Görev Tanımı -
Lütfen aşağıdaki Yargıtay 14. Hukuk Dairesi kararını, metnin son cümlesinden sonra devam ettirin.

14. Hukuk Dairesi 2015/14100 E. , 2018/3555 K.
'İçtihat Metni'
MAHKEMESİ :Asliye Hukuk Mahkemesi
Davacı vekili tarafından, davalı aleyhine 21.11.2013 gününde verilen dilekçe ile ... iptali, tescil ve alacak talebi üzerine yapılan duruşma sonunda; ... iptali ve tescil talebinin reddine, alacak talebinin kabulüne dair verilen 31.03.2015 günlü hükmün Yargıtayca incelenmesi davalı ... vasisi ...tarafından istenilmekle süresinde olduğu anlaşılan temyiz dilekçesinin kabulüne karar verildikten sonra dosya ve içerisindeki bütün kağıtlar incelenerek gereği düşünüldü:
K A R A R
Davacı vekili, 21.11.2013 tarihli dilekçesi ile davalının vekili tarafından düzenlenen 13.10.2006 tarihli 29995 yevmiye nolu noter satış vaadi sözleşmesi ile 327- 693- 723 ve 751 sayılı parsellerde davalı adına ... kayıtlarının iptali ile davacı adına tescili, ayrıca arsaların değeri artmış olduğu için bilirkişi incelemesi ile arsa değerlerinin güncel olarak sahip şeması ile birlikte elde edeceği karın fazlaya dair haklar saklı tutularak davalıdan tahsili istenmiştir. Davacı vekili, 11.09.2014 tarihli dilekçesi ile ... iptali ve tescil mümkün olmaz ise davacının satın aldığı hisselerin dava tarihindeki güncel rayicinin tahsilini istemiştir.
Davalının adresi tespit edilemediğinden davalıya ilanen tebligat yapılmış, davaya cevap vermemiştir.
Mahkemece, davacı taraf davasını terditli olarak ikame etmiş olup, ... iptali tescil kararı verilmemesi halinde alacak talebinde bulunmuştur. Alacak talebini ise son celse müvekkilinin hisselerinin dava tarihindeki güncel rayiç değeri olarak açıklamıştır. Yapılan keşif sonucu alınan 02/03/2015 tarihli bilirkişi raporunda dava konusu taşınmazların dava tarihindeki rayiç değerleri belirlenmiş, ancak davalının veraset ilamına göre 1/12 oranında hissesine göre sonuç belirtilmemiş ise de, davalının veraset ilamındaki hisseleri nazara alınarak taşınmazların değerleri toplam 292.658,69 TL olarak belirlenmiştir. Davacı taraf ise fazlaya ilişkin hakları saklı tutulmak kaydıyla 10.000 TL talepte bulunduğundan taleple bağlı kalınarak davaya konu hisselerin dava tarihindeki rayiç değerlerinin tahsilinin mümkün olduğu gerekçesiyle davacı vekilinin şartları oluşmayan ... iptali tescil talebinin reddine, davacı vekilinin alacak talebinin kabulüne 10.000,00 TL'nin davalıdan tahsili ile davacıya verilmesine karar verilmiştir.

Gösterilen Bilgiler -
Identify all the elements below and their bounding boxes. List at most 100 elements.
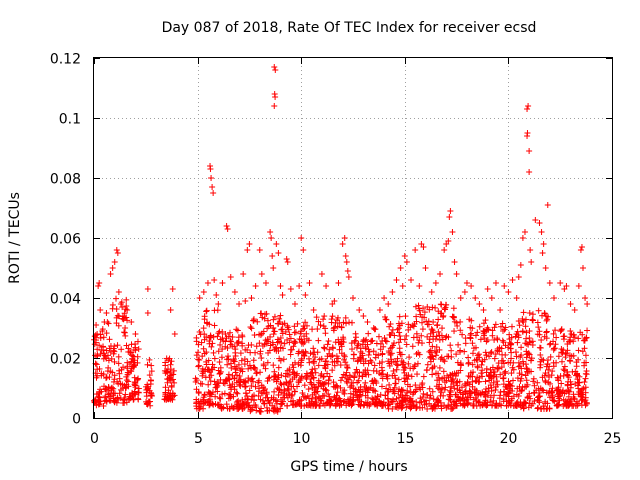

Görevin Sonucu -
Hükmü, davalı ... vasisi ...temyiz etmiştir.
Kural olarak; temyiz kudreti bulunmayan, davranışlarının eylem ve işlemlerinin sebep ve sonuçlarını anlayabilme, değerlendirebilme ve ayırt edebilme kudreti bulunmayan bir kimsenin kendi iradesi ile hak elde edebilme, borç (yükümlülük) altına girebilme ehliyetinden söz edilemez.
Nitekim 4721 sayılı Türk Medeni Kanununun (TMK) 9. maddesinde yer alan “Fiil ehliyetine sahip olan kimse, kendi fiilleriyle hak edinebilir ve borç altına girebilir.' hükmüyle; bir kimsenin hak elde edebilmesi, borç (yükümlülük) altına girebilmesi, fiil ehliyetine bağlanmıştır.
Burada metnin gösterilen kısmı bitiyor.